* Start *

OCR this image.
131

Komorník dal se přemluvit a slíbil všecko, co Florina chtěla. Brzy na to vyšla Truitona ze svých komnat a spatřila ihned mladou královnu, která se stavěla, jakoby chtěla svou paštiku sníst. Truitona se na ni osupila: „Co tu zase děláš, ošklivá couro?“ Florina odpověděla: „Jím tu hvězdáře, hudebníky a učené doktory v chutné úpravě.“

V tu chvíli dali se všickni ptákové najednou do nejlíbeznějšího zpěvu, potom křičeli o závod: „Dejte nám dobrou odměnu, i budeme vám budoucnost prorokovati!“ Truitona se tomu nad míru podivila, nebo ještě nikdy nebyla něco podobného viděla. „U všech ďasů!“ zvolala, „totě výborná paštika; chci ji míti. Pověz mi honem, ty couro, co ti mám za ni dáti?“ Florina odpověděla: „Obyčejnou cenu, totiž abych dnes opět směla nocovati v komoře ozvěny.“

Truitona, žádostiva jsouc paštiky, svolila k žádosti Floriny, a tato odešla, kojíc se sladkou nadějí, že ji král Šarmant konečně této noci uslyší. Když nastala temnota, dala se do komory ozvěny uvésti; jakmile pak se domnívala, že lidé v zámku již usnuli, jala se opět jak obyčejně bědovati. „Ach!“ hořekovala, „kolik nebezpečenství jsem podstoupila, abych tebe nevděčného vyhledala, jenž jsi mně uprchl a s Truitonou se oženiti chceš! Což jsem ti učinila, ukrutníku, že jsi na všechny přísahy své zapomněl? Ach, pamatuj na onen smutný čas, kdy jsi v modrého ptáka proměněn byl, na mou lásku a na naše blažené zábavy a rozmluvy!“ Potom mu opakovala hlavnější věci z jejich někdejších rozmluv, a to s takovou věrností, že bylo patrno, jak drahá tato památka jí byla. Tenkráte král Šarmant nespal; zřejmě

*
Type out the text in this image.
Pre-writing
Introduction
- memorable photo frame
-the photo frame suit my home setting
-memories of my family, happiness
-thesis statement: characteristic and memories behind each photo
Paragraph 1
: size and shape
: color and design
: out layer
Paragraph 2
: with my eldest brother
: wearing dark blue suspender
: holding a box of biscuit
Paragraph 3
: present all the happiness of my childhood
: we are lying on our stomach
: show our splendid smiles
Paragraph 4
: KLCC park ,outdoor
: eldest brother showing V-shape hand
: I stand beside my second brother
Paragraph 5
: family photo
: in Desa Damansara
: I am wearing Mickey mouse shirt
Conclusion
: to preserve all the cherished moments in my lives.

* End *

*Aim of the exercise*. Without leaving anything out, give the entries again exactly.

*Result of the task*.
OCR this image.
131

Komorník dal se přemluvit a slíbil všecko, co Florina chtěla. Brzy na to vyšla Truitona ze svých komnat a spatřila ihned mladou královnu, která se stavěla, jakoby chtěla svou paštiku sníst. Truitona se na ni osupila: „Co tu zase děláš, ošklivá couro?“ Florina odpověděla: „Jím tu hvězdáře, hudebníky a učené doktory v chutné úpravě.“

V tu chvíli dali se všickni ptákové najednou do nejlíbeznějšího zpěvu, potom křičeli o závod: „Dejte nám dobrou odměnu, i budeme vám budoucnost prorokovati!“ Truitona se tomu nad míru podivila, nebo ještě nikdy nebyla něco podobného viděla. „U všech ďasů!“ zvolala, „totě výborná paštika; chci ji míti. Pověz mi honem, ty couro, co ti mám za ni dáti?“ Florina odpověděla: „Obyčejnou cenu, totiž abych dnes opět směla nocovati v komoře ozvěny.“

Truitona, žádostiva jsouc paštiky, svolila k žádosti Floriny, a tato odešla, kojíc se sladkou nadějí, že ji král Šarmant konečně této noci uslyší. Když nastala temnota, dala se do komory ozvěny uvésti; jakmile pak se domnívala, že lidé v zámku již usnuli, jala se opět jak obyčejně bědovati. „Ach!“ hořekovala, „kolik nebezpečenství jsem podstoupila, abych tebe nevděčného vyhledala, jenž jsi mně uprchl a s Truitonou se oženiti chceš! Což jsem ti učinila, ukrutníku, že jsi na všechny přísahy své zapomněl? Ach, pamatuj na onen smutný čas, kdy jsi v modrého ptáka proměněn byl, na mou lásku a na naše blažené zábavy a rozmluvy!“ Potom mu opakovala hlavnější věci z jejich někdejších rozmluv, a to s takovou věrností, že bylo patrno, jak drahá tato památka jí byla. Tenkráte král Šarmant nespal; zřejmě

*
Type out the text in this image.
Pre-writing
Introduction
- memorable photo frame
-the photo frame suit my home setting
-memories of my family, happiness
-thesis statement: characteristic and memories behind each photo
Paragraph 1
: size and shape
: color and design
: out layer
Paragraph 2
: with my eldest brother
: wearing dark blue suspender
: holding a box of biscuit
Paragraph 3
: present all the happiness of my childhood
: we are lying on our stomach
: show our splendid smiles
Paragraph 4
: KLCC park ,outdoor
: eldest brother showing V-shape hand
: I stand beside my second brother
Paragraph 5
: family photo
: in Desa Damansara
: I am wearing Mickey mouse shirt
Conclusion
: to preserve all the cherished moments in my lives.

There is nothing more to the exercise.